• **TASK TO CARRY OUT**:
Copy out all the lines where "负数为不限制" shows up.

*-*-*

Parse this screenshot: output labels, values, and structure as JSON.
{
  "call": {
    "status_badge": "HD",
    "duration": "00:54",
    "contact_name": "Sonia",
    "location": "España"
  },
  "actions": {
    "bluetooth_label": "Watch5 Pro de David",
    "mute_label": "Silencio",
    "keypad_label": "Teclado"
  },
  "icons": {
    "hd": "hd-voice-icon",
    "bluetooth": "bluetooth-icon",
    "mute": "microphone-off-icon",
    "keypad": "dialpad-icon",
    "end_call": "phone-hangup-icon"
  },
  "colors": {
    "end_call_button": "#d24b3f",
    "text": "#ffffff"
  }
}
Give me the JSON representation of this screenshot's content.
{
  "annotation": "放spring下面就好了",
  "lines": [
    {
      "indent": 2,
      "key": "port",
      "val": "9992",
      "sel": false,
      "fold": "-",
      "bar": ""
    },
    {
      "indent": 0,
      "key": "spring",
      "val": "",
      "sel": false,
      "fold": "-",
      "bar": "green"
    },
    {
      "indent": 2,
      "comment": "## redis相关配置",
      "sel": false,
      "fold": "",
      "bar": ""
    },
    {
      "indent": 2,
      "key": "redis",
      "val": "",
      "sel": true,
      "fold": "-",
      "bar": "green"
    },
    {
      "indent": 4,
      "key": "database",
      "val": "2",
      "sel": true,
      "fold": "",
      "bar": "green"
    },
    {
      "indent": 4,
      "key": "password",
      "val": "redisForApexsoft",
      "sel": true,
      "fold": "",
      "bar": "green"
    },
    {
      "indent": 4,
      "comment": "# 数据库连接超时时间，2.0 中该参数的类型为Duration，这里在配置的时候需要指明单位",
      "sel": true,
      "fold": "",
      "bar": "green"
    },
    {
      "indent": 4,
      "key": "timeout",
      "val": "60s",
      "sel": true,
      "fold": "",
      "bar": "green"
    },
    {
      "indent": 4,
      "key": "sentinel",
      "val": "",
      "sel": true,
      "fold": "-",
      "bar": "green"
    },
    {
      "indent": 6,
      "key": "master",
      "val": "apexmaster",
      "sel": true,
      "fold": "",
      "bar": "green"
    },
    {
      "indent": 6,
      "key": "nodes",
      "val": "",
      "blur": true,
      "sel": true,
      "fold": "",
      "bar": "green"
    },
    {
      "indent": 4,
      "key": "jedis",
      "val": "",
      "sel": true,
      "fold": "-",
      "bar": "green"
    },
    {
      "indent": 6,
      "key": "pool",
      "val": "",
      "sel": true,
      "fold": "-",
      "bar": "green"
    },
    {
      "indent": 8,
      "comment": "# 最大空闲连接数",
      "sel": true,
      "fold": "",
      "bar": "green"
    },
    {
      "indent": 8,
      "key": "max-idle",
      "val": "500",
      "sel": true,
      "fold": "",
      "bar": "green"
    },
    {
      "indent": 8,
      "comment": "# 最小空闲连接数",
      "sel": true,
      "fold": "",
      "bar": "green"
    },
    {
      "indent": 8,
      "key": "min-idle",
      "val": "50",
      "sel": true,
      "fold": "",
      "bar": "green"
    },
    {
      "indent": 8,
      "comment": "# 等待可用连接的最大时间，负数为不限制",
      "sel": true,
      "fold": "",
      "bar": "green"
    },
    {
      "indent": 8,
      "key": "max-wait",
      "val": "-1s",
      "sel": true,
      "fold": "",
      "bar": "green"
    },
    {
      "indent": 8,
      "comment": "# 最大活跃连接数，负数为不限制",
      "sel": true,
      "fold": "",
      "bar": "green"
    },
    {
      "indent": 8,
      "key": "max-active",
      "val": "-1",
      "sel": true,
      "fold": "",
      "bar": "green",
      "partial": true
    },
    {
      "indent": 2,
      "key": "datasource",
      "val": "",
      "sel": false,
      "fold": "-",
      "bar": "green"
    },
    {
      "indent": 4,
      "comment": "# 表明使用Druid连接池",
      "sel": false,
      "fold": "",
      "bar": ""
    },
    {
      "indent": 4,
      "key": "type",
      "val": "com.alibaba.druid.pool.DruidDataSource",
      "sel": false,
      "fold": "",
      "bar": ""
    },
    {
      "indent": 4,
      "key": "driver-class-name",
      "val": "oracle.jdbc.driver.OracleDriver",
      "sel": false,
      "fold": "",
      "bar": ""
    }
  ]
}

*-*-*

• **IN RESPONSE**:
      "comment": "# 等待可用连接的最大时间，负数为不限制",
      "comment": "# 最大活跃连接数，负数为不限制",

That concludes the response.